## EXERCISE OBJECTIVE
Extract, from the records beneath this instruction, each line that contains the word "JSON".
────────────────────────────────────────
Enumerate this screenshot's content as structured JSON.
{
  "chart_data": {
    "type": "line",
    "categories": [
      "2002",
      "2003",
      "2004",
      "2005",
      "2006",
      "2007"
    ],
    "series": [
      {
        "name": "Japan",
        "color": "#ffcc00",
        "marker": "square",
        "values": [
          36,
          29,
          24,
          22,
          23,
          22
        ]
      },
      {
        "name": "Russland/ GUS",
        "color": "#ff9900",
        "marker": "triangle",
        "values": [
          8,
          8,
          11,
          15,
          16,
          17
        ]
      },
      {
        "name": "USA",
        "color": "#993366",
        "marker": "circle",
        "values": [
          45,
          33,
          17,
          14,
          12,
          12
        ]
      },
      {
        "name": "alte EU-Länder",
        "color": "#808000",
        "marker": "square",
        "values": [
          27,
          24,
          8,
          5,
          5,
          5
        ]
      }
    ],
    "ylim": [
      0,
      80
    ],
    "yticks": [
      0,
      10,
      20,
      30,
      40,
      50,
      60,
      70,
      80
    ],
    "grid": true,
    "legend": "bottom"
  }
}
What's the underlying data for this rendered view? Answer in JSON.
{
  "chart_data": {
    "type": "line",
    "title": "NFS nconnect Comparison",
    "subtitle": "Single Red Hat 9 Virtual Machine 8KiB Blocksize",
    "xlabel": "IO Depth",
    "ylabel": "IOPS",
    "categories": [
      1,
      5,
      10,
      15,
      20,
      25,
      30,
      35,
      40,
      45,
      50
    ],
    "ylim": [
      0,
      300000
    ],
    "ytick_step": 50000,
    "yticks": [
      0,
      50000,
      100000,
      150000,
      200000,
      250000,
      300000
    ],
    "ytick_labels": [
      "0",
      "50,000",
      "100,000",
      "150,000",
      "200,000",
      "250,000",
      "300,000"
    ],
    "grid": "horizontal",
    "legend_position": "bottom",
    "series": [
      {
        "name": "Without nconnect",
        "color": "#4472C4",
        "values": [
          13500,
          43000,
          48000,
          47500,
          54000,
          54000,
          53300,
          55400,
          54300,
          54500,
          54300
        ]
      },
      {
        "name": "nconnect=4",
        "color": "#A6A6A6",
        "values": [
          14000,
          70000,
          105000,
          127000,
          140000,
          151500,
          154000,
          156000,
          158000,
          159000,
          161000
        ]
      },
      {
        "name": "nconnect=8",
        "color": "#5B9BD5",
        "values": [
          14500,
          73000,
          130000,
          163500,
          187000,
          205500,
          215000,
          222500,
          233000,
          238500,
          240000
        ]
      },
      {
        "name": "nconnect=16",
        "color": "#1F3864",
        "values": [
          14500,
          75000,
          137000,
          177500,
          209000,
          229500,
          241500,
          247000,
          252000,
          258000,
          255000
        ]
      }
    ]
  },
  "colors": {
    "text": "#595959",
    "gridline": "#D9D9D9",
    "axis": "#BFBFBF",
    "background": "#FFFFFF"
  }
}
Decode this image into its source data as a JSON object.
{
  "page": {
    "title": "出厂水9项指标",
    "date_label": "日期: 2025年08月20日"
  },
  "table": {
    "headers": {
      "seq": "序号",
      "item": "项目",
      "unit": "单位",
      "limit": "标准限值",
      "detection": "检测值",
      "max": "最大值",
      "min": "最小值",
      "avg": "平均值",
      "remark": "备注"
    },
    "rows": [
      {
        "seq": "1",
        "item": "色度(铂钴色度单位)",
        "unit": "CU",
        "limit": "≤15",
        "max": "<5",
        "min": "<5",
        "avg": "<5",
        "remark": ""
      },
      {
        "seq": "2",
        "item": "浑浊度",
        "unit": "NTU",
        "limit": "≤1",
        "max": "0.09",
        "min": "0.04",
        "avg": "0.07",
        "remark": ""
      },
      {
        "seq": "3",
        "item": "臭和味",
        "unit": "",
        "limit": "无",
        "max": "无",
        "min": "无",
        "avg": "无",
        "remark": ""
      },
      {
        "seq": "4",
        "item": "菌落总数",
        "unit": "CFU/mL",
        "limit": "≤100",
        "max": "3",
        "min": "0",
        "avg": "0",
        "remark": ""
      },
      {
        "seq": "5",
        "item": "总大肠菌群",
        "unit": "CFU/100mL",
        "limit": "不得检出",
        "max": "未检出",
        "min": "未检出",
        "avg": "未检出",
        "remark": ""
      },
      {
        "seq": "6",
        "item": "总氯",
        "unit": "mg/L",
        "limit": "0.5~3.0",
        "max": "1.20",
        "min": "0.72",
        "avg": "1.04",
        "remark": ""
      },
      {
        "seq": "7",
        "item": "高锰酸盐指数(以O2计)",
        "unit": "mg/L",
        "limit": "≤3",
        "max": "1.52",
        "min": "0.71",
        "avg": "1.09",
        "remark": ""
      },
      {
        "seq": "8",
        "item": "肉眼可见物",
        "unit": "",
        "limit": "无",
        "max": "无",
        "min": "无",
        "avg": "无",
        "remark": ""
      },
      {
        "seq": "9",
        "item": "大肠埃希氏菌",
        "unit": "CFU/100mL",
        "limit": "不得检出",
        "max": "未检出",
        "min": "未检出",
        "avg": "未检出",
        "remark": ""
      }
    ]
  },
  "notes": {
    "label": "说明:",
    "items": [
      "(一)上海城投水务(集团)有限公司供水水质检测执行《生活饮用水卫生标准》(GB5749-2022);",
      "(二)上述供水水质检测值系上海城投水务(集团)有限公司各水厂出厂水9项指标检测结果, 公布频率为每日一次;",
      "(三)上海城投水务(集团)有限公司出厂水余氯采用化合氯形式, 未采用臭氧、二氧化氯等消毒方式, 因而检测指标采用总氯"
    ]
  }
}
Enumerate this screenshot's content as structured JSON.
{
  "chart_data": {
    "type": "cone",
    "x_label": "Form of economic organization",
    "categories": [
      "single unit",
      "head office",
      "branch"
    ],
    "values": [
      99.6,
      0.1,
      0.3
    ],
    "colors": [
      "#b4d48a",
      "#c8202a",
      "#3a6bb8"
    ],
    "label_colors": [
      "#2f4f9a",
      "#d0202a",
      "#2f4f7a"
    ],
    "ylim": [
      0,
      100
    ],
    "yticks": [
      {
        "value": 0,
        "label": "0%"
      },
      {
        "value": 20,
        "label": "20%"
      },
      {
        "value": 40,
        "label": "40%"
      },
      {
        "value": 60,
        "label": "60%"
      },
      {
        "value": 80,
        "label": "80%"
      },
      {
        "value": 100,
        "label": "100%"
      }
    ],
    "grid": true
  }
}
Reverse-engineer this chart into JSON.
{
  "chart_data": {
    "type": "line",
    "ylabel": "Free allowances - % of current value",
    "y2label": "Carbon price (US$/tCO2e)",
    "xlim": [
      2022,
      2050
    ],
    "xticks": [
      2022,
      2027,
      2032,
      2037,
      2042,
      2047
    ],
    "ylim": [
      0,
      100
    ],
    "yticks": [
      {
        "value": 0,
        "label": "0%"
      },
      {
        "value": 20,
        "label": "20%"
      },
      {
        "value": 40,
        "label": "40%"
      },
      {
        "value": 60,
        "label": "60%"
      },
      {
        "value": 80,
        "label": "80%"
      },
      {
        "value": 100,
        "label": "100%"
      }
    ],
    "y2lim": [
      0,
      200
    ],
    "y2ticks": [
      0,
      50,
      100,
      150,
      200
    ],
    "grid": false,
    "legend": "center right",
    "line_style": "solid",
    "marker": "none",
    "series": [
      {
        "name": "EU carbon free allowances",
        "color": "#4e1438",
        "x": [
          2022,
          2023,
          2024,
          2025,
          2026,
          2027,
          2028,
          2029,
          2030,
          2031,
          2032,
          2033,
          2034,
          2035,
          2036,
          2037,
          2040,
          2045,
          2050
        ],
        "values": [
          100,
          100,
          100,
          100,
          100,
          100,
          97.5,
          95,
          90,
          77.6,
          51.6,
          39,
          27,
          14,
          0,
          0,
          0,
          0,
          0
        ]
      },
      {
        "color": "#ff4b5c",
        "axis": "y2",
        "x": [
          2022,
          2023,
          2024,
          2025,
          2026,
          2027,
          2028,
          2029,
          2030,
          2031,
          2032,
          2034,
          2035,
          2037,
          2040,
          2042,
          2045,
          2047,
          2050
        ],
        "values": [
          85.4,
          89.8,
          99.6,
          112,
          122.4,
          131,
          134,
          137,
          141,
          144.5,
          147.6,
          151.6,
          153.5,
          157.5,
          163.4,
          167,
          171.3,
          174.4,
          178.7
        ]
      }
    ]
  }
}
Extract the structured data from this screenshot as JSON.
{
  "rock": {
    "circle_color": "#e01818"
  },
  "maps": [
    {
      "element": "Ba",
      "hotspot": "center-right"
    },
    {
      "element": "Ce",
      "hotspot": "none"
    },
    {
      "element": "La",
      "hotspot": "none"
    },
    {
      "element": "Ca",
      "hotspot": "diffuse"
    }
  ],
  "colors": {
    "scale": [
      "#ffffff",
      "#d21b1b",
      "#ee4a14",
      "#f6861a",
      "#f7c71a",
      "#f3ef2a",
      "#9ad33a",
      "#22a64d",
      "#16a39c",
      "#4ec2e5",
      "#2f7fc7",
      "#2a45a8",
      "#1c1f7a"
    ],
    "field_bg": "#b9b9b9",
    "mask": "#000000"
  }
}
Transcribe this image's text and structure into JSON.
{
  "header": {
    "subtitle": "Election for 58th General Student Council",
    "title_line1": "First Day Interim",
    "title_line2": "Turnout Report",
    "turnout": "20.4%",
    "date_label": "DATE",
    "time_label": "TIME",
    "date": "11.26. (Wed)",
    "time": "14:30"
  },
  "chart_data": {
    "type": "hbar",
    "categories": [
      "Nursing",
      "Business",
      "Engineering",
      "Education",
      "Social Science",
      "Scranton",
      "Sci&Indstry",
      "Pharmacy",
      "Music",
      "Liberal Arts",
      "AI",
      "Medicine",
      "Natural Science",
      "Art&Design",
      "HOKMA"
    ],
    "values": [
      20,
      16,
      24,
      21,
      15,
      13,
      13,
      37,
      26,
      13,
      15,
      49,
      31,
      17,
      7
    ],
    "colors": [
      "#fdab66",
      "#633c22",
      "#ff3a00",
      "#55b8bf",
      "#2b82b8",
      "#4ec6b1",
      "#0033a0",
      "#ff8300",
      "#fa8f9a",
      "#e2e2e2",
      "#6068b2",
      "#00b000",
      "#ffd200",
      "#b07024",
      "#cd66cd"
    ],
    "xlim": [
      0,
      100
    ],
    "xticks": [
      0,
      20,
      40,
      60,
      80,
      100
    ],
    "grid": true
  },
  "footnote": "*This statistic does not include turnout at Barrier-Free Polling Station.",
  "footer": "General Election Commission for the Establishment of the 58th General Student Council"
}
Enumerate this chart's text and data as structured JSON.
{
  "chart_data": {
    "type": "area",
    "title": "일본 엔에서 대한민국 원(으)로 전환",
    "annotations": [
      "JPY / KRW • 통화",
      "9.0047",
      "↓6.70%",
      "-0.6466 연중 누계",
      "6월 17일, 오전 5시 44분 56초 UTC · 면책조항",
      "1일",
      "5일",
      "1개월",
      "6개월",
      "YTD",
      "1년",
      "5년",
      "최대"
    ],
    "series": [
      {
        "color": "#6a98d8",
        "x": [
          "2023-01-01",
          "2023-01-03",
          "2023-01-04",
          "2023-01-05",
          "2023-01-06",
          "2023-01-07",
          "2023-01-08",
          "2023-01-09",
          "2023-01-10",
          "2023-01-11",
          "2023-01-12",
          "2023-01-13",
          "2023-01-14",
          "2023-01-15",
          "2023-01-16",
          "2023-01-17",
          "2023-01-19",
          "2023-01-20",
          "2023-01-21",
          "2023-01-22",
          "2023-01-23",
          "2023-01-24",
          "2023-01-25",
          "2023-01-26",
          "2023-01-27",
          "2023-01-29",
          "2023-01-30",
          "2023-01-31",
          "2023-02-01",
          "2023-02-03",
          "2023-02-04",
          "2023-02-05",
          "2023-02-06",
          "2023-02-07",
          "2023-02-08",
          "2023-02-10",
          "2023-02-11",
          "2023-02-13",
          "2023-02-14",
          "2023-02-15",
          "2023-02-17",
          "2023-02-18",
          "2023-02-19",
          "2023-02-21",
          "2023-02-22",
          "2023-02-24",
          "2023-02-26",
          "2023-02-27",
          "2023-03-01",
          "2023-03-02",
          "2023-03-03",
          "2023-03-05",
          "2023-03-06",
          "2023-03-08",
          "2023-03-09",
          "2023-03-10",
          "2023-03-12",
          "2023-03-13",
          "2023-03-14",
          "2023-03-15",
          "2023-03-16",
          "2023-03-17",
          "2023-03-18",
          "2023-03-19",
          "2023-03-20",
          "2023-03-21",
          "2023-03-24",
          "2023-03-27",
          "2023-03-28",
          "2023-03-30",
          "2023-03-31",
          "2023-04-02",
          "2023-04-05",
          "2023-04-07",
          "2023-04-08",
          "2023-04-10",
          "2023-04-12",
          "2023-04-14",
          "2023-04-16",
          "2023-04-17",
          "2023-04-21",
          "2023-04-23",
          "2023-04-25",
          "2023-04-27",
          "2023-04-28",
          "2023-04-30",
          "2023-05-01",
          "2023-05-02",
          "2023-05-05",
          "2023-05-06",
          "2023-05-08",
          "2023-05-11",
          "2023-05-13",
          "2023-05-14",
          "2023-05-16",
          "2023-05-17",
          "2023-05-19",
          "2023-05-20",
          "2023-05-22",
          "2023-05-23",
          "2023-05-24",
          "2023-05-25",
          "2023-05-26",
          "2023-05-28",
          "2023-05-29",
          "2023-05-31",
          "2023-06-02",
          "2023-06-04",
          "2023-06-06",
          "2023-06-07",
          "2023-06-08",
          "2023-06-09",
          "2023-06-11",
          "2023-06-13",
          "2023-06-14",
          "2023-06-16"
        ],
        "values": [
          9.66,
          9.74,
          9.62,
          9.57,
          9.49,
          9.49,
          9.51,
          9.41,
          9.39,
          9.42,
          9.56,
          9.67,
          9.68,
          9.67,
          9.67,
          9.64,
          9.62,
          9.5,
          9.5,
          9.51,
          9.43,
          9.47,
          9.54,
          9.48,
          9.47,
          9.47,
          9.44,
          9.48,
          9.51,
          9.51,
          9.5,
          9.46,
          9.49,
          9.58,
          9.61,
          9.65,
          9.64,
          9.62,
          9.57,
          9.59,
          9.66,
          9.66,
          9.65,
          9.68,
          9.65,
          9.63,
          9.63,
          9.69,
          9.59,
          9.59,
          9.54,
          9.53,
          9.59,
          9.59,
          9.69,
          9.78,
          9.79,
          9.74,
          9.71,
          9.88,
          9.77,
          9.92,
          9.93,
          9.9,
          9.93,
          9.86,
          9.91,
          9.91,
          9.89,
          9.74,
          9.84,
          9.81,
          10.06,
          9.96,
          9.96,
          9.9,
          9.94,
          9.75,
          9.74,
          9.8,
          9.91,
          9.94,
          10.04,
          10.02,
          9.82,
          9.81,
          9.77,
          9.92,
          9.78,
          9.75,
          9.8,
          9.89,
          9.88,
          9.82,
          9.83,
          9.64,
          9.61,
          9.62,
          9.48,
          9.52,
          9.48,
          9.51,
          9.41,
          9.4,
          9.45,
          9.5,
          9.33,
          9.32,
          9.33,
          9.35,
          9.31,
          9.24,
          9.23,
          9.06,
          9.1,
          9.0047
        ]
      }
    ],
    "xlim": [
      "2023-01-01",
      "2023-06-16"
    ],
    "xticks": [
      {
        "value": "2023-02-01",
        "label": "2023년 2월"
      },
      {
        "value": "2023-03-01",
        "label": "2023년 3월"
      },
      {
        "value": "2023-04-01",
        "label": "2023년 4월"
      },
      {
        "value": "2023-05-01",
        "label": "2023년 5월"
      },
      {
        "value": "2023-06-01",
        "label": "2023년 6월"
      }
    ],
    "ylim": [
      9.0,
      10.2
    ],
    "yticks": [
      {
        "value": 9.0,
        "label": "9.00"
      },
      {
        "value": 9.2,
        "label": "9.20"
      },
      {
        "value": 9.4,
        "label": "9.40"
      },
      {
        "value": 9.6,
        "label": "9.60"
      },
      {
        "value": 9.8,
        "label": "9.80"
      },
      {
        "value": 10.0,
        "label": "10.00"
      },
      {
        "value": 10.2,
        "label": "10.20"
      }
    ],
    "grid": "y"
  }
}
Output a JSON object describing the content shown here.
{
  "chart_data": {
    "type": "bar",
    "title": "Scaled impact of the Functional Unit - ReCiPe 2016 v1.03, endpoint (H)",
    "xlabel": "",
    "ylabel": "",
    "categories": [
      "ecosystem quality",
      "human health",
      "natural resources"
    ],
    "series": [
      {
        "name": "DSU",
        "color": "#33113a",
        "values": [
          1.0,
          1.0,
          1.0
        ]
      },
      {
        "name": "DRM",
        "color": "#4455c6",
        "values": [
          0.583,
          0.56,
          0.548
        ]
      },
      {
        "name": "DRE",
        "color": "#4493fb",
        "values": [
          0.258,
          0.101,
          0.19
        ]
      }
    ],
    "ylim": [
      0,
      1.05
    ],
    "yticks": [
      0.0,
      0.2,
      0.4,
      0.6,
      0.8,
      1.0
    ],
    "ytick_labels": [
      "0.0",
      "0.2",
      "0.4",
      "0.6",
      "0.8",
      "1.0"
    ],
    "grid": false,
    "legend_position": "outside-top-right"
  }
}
────────────────────────────────────────
## FINISHED ANSWER
Enumerate this screenshot's content as structured JSON.
What's the underlying data for this rendered view? Answer in JSON.
Decode this image into its source data as a JSON object.
Enumerate this screenshot's content as structured JSON.
Reverse-engineer this chart into JSON.
Extract the structured data from this screenshot as JSON.
Transcribe this image's text and structure into JSON.
Enumerate this chart's text and data as structured JSON.
Output a JSON object describing the content shown here.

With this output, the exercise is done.